What is expected:
Copy all lines below exactly as written. Leave pictures out.

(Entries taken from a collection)
(begin)
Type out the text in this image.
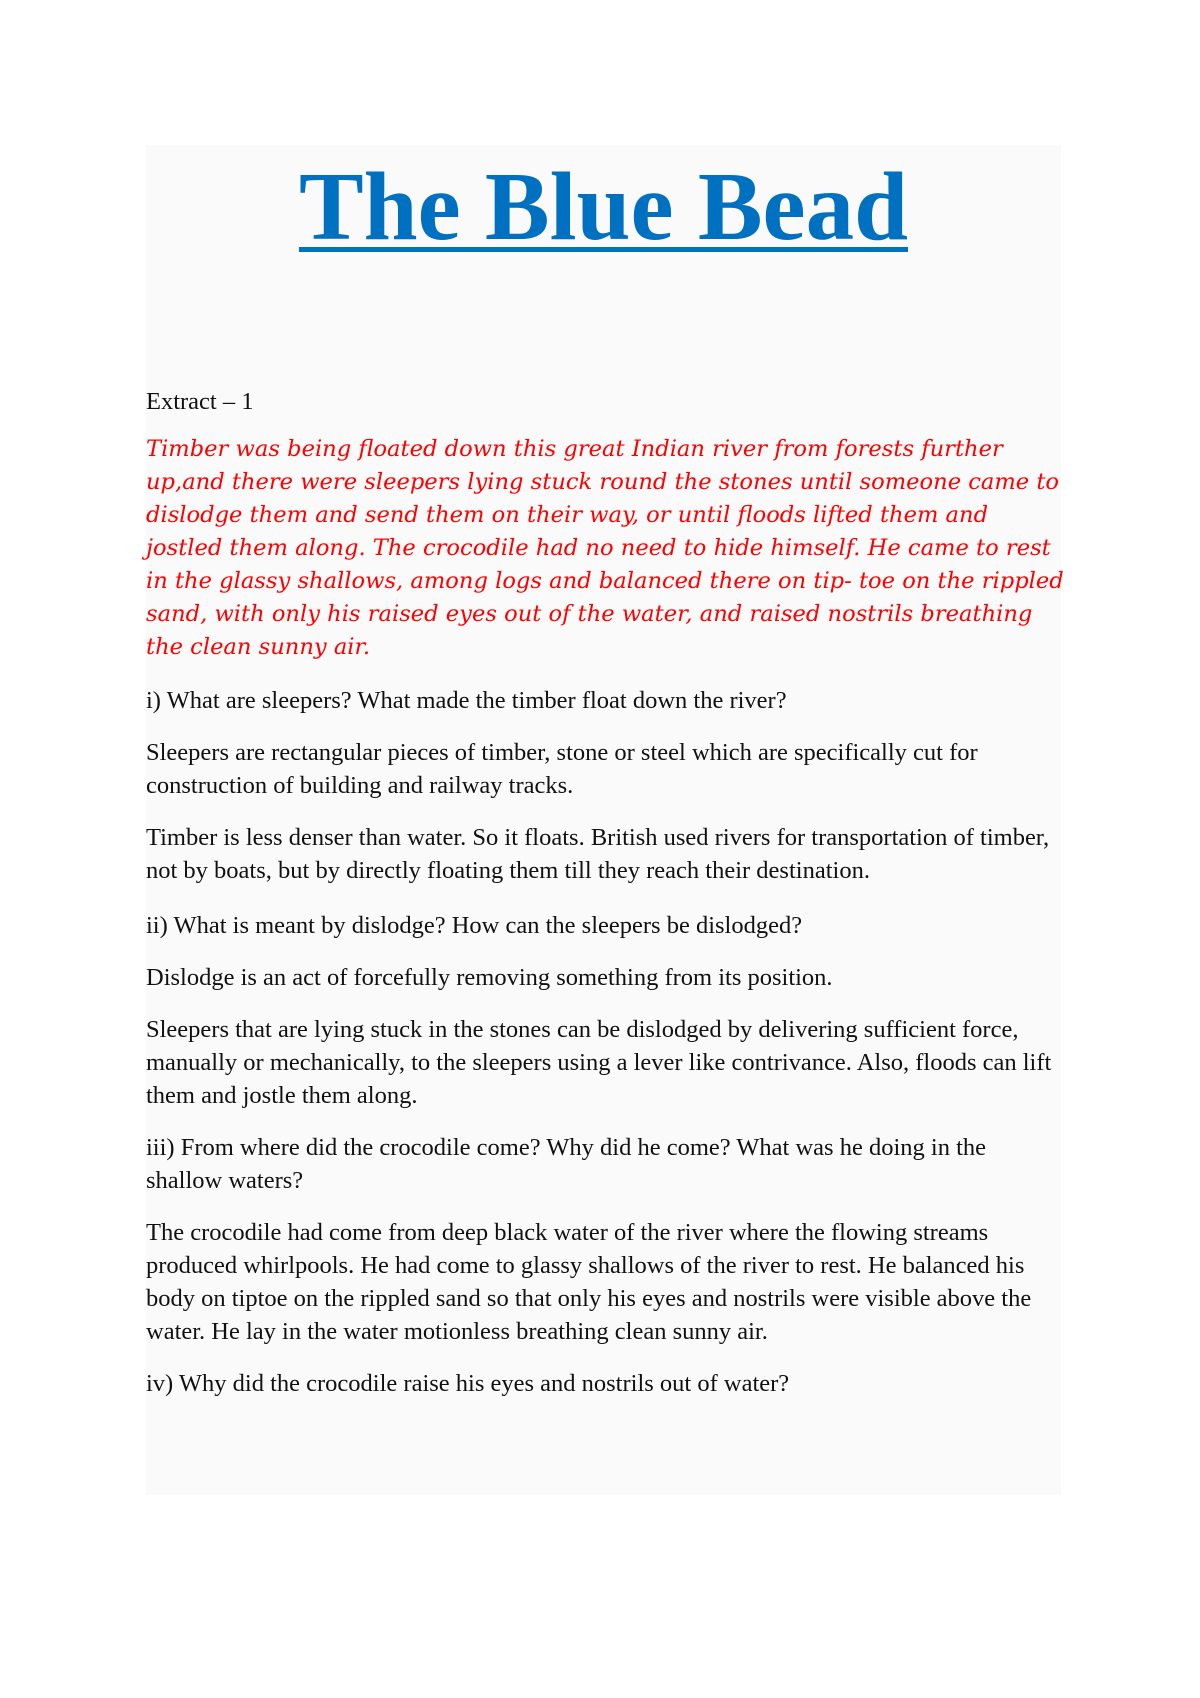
The Blue Bead

Extract – 1

Timber was being floated down this great Indian river from forests further up,and there were sleepers lying stuck round the stones until someone came to dislodge them and send them on their way, or until floods lifted them and jostled them along. The crocodile had no need to hide himself. He came to rest in the glassy shallows, among logs and balanced there on tip- toe on the rippled sand, with only his raised eyes out of the water, and raised nostrils breathing the clean sunny air.

i) What are sleepers? What made the timber float down the river?

Sleepers are rectangular pieces of timber, stone or steel which are specifically cut for construction of building and railway tracks.

Timber is less denser than water. So it floats. British used rivers for transportation of timber, not by boats, but by directly floating them till they reach their destination.

ii) What is meant by dislodge? How can the sleepers be dislodged?

Dislodge is an act of forcefully removing something from its position.

Sleepers that are lying stuck in the stones can be dislodged by delivering sufficient force, manually or mechanically, to the sleepers using a lever like contrivance. Also, floods can lift them and jostle them along.

iii) From where did the crocodile come? Why did he come? What was he doing in the shallow waters?

The crocodile had come from deep black water of the river where the flowing streams produced whirlpools. He had come to glassy shallows of the river to rest. He balanced his body on tiptoe on the rippled sand so that only his eyes and nostrils were visible above the water. He lay in the water motionless breathing clean sunny air.

iv) Why did the crocodile raise his eyes and nostrils out of water?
(end)
Final result:
Type out the text in this image.
The Blue Bead

Extract – 1

Timber was being floated down this great Indian river from forests further up,and there were sleepers lying stuck round the stones until someone came to dislodge them and send them on their way, or until floods lifted them and jostled them along. The crocodile had no need to hide himself. He came to rest in the glassy shallows, among logs and balanced there on tip- toe on the rippled sand, with only his raised eyes out of the water, and raised nostrils breathing the clean sunny air.

i) What are sleepers? What made the timber float down the river?

Sleepers are rectangular pieces of timber, stone or steel which are specifically cut for construction of building and railway tracks.

Timber is less denser than water. So it floats. British used rivers for transportation of timber, not by boats, but by directly floating them till they reach their destination.

ii) What is meant by dislodge? How can the sleepers be dislodged?

Dislodge is an act of forcefully removing something from its position.

Sleepers that are lying stuck in the stones can be dislodged by delivering sufficient force, manually or mechanically, to the sleepers using a lever like contrivance. Also, floods can lift them and jostle them along.

iii) From where did the crocodile come? Why did he come? What was he doing in the shallow waters?

The crocodile had come from deep black water of the river where the flowing streams produced whirlpools. He had come to glassy shallows of the river to rest. He balanced his body on tiptoe on the rippled sand so that only his eyes and nostrils were visible above the water. He lay in the water motionless breathing clean sunny air.

iv) Why did the crocodile raise his eyes and nostrils out of water?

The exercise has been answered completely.